═══ Source excerpt ═══

After the Crimson ended the first quarter down, 13-0, Wilson and his teammates remained calm on the sidelines as their coaches reminded them that it often takes exactly one play to change the course of a game.
And that is exactly what happened.
After Harvard rallied to score two touchdowns in the second quarter to take a tenuous 14-13 lead, Wilson found the end zone on a 51-yard interception return, bringing the Crimson up a full possession.
“That was an unbelievable play by Jaron,” senior linebacker Joshua Boyd said. “It was a big momentum shift. Jaron was in the position where he was supposed to be and he was doing his job. Once the ball was in his hands, he switched from defense to offense, and seeing all the guys out front blocking him, it was natural.”
As a returning starter, Wilson had been trying to do his part to get his team hyped up on the sidelines, but he recognizes there’s only so much talking one can do.
“I was on the sideline trying to get them motivated and excited, but there’s no greater motivation than leading by example and doing it on the field,” Wilson said. “We were able to switch from playing not-to-lose to actually playing to win and playing to be aggressive. There is no greater feeling for a defensive player than to find yourself in the end zone holding the ball and to actually be there myself was unbelievable.”

═══

**Task 1:** In the rows, starting with the first row and going on through the row that contains "scan-artifact bbox=[0, 28, 160, 45]", rename "cell-output" to "column-output" and leave everything else unchanged. Reproduce only those rows.
The rows below have no connection to the football game recap.

═══ Listed entries ═══

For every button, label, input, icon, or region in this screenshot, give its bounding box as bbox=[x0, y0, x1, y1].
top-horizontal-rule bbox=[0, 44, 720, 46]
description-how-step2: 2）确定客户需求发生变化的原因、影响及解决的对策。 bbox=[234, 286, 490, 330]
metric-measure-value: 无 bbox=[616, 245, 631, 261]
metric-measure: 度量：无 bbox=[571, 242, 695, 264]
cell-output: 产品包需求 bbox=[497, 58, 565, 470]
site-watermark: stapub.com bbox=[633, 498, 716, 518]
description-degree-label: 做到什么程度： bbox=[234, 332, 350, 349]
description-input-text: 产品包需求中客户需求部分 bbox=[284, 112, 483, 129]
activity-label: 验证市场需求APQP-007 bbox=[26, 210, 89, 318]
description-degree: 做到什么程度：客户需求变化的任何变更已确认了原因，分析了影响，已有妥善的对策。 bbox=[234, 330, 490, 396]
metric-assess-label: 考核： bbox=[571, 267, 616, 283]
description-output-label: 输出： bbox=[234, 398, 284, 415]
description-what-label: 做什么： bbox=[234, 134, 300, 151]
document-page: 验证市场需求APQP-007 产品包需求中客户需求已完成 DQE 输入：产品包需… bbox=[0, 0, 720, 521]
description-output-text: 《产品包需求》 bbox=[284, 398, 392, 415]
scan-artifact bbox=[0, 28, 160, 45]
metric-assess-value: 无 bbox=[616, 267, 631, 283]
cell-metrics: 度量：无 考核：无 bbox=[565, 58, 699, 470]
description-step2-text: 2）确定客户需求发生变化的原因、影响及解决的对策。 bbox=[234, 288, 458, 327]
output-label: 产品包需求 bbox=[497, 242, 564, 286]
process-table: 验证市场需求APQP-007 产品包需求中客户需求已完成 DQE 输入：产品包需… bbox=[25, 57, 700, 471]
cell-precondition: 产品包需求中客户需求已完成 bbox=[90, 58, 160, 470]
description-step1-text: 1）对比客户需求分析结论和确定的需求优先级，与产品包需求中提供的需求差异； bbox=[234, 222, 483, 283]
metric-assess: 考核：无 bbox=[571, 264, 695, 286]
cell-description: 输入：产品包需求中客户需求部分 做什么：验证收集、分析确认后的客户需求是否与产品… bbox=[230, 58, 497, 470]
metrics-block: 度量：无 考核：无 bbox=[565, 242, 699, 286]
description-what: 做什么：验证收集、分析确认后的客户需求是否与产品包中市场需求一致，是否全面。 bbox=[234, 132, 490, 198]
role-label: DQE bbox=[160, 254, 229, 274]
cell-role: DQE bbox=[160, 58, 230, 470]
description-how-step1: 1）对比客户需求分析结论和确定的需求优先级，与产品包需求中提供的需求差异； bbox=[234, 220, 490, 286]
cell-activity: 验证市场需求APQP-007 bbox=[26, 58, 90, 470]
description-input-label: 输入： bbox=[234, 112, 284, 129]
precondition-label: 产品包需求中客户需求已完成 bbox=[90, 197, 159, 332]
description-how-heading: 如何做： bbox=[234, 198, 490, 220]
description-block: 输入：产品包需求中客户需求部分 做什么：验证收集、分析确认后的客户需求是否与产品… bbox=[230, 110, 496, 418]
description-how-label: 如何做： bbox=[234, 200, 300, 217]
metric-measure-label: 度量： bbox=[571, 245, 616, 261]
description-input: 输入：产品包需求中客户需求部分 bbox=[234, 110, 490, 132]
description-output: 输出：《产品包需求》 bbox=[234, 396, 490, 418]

═══

**Task 2:** Quote the game recap word for word, starting with "And that is" and going on through "a full possession.".

**Problem solution 1:**
For every button, label, input, icon, or region in this screenshot, give its bounding box as bbox=[x0, y0, x1, y1].
top-horizontal-rule bbox=[0, 44, 720, 46]
description-how-step2: 2）确定客户需求发生变化的原因、影响及解决的对策。 bbox=[234, 286, 490, 330]
metric-measure-value: 无 bbox=[616, 245, 631, 261]
metric-measure: 度量：无 bbox=[571, 242, 695, 264]
column-output: 产品包需求 bbox=[497, 58, 565, 470]
site-watermark: stapub.com bbox=[633, 498, 716, 518]
description-degree-label: 做到什么程度： bbox=[234, 332, 350, 349]
description-input-text: 产品包需求中客户需求部分 bbox=[284, 112, 483, 129]
activity-label: 验证市场需求APQP-007 bbox=[26, 210, 89, 318]
description-degree: 做到什么程度：客户需求变化的任何变更已确认了原因，分析了影响，已有妥善的对策。 bbox=[234, 330, 490, 396]
metric-assess-label: 考核： bbox=[571, 267, 616, 283]
description-output-label: 输出： bbox=[234, 398, 284, 415]
description-what-label: 做什么： bbox=[234, 134, 300, 151]
document-page: 验证市场需求APQP-007 产品包需求中客户需求已完成 DQE 输入：产品包需… bbox=[0, 0, 720, 521]
description-output-text: 《产品包需求》 bbox=[284, 398, 392, 415]
scan-artifact bbox=[0, 28, 160, 45]

**Problem solution 2:**
And that is exactly what happened.
After Harvard rallied to score two touchdowns in the second quarter to take a tenuous 14-13 lead, Wilson found the end zone on a 51-yard interception return, bringing the Crimson up a full possession.